── DOCUMENT SOURCE ──
En somme, le pays, déjà meurtri, est sur un volcan. Et il semble que face à cette situation inédite, pire que tout ce que la population avait connu sous la «révolution» de janvier 2011, il n’y ait pas d’issue.
Côté gouvernement, on est tétanisé, incapable de circonscrire les foyers de contestation et de calmer la colère, chaque jour plus grande, impuissant face à ces jeunes désœuvrés, manipulés et embrigadés par les apprentis politiciens cyniques qui, profitant des maladresses des gouvernants, cherchent à déstabiliser le pays.
Où est le président de la république Béji Caïd Essebsi? Où est son fils Hafedh, qui se targue d’être le chef de Nidaa Tounes, le parti vainqueur des dernières élections et dont le chef du gouvernement Youssef Chahed est issu? Où sont les partis qui forment le gouvernement d’union nationale, à commencer par le parti islamiste Ennahdha, dont on ne sait plus s’il est au pouvoir ou dans l’opposition?
Tous sont aux abonnés absents, la tête enfouie dans le sable en attendant que l’ordre règne et que la paix sociale revienne miraculeusement. On préfère attendre pour voir, en se contentant de s’occuper à préparer les élections à venir en rouvrant les locaux de partis fermés depuis deux ans, en badigeonnant les murs et en préparant les chaises pour accueillir le public des partisans.
De cette situation explosive, le président autant que son fils et que son «Premier ministre» sont, à des degrés différents, responsables. Car, en accédant aux responsabilités, après voir promis monts et merveilles, ils ont montré qu’ils ne sont pas à la hauteur des attentes de la population et au lieu de restaurer l’autorité de l’Etat et de veiller à mériter la confiance de la population, ils ne font, depuis des mois, que gesticuler, ronronner, tourner en rond, entourés des éternels ronds de cuir, aussi incompétents et inutiles que et mielleusement opportunistes.
Désormais, le pays est livré à lui-même, trahi par la lâcheté et la cupidité de sa classe politique, jeté à la merci des mouvements de masses et du délire vénéneux des extrêmes.
Désormais, le pays est livré aussi à ceux qui ne savent que dénoncer le modèle de développement erroné et les choix économiques prétendument dictés par les institutions financières internationales, tout en continuant à se la couler douce – et à se faire payer leurs gros salaires de fin mois – dans les salons feutrés de la capitale.
───
── SECTION DE DONNÉES ──
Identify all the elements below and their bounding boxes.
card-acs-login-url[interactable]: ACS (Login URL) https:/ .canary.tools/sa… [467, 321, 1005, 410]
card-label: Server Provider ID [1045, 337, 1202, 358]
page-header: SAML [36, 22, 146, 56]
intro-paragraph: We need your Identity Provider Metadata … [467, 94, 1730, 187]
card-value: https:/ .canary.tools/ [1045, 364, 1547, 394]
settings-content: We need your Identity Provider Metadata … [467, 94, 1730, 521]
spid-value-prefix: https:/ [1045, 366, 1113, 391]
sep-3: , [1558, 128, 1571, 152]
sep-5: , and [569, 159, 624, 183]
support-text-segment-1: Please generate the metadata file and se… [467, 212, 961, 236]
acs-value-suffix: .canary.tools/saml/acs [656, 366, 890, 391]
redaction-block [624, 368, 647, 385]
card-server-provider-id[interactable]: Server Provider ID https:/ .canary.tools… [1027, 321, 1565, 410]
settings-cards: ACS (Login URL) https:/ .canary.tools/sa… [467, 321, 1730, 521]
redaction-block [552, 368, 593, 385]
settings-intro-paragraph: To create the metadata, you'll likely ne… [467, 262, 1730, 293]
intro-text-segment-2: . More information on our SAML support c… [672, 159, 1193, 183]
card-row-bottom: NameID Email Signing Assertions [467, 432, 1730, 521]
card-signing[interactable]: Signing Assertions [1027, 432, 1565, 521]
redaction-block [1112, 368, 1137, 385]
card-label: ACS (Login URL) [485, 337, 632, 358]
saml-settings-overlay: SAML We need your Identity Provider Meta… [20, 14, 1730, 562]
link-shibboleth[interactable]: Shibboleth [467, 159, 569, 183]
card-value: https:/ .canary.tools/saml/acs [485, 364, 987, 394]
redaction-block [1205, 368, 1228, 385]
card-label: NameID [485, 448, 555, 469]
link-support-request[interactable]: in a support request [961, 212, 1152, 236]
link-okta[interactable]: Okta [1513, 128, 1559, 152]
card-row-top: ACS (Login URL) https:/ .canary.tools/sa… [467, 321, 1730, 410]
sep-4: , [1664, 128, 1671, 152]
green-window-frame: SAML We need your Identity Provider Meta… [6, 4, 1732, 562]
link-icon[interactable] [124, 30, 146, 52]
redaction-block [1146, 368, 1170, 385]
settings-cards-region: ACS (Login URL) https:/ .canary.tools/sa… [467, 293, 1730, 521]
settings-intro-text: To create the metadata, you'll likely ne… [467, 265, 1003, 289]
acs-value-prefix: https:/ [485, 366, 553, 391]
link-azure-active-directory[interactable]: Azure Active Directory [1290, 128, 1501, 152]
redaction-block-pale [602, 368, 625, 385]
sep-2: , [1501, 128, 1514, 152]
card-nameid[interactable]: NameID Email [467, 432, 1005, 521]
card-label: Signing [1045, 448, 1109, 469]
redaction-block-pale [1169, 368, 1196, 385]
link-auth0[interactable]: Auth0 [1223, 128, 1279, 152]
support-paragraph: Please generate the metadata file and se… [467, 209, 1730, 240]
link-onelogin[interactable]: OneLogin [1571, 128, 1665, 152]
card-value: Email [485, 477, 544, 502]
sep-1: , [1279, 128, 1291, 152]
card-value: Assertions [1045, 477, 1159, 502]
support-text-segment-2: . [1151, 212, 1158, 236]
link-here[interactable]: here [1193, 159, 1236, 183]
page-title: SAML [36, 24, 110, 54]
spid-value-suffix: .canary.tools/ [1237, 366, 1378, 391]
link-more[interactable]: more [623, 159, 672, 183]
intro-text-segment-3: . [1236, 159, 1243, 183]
───
__TÂCHES À RÉALISER__.
1. Résumez le texte sur la crise politique en deux phrases.
2. Reprenez le texte sur la crise politique là où il s'arrête et poursuivez sa rédaction.
La liste n'est d'aucune utilité pour ce travail.

__RÉPONSES AUX TÂCHES__.
1. Le pays est au bord de l'explosion, et le gouvernement, tétanisé, ne parvient ni à contenir la contestation ni à calmer une colère qui grandit, tandis que le président, son fils et les partis au pouvoir restent absents et se contentent de préparer les élections. Le président, son fils et le chef du gouvernement sont, à des degrés divers, responsables de cette situation, et le pays est désormais livré à lui-même, trahi par la lâcheté et la cupidité de sa classe politique.

2.
Le pays est en proie à ceux qui appellent au «changement démocratique, social et économique afin de réaliser les objectifs de la révolution», sans proposer la moindre solution qui vaille.
Aujourd’hui, il est vrai que le pouvoir, en perte de crédibilité et de légitimité, est impuissant. Et c’est cette impuissance qui nourrit les appétits de ses adversaires et en particulier tous ceux qui n’avaient pas eu les faveurs des urnes, ni en 2011 ni en 2014 et qui cherchent à prendre leur revanche en se cachant derrière des slogans creux, des discours démagogiques et des prises de position irresponsables, jetant de l’huile sur le feu, mettant en danger la paix sociale et compromettant, ainsi, la relance d’une économie exsangue.
Que ces illuminés sachent qu’à force de parler de «régions marginalisées», on finit par démobiliser les jeunes de ces contrées, en étouffant, chez eux, toute velléité d’action, en tuant, en eux, tout esprit d’initiative, en les réduisant, ainsi, à des assistés qui ne rêvent que d’«une planque» dans la fonction publique.
La vraie révolution consisterait à libérer les énergies, à encourager les initiatives et à donner un nouvel espoir pour la jeunesse. La victimisation ne saurait être une solution pour résoudre une question aussi cruciale que celle du chômage.
Les discours populistes qui cherchent à séduire les âmes fragiles ne font qu’exacerber les frustrations, provoquer des colères malsaines et générer des désordres qui, en fin de compte, ne bénéficieront pas à ceux que l’on prétend défendre.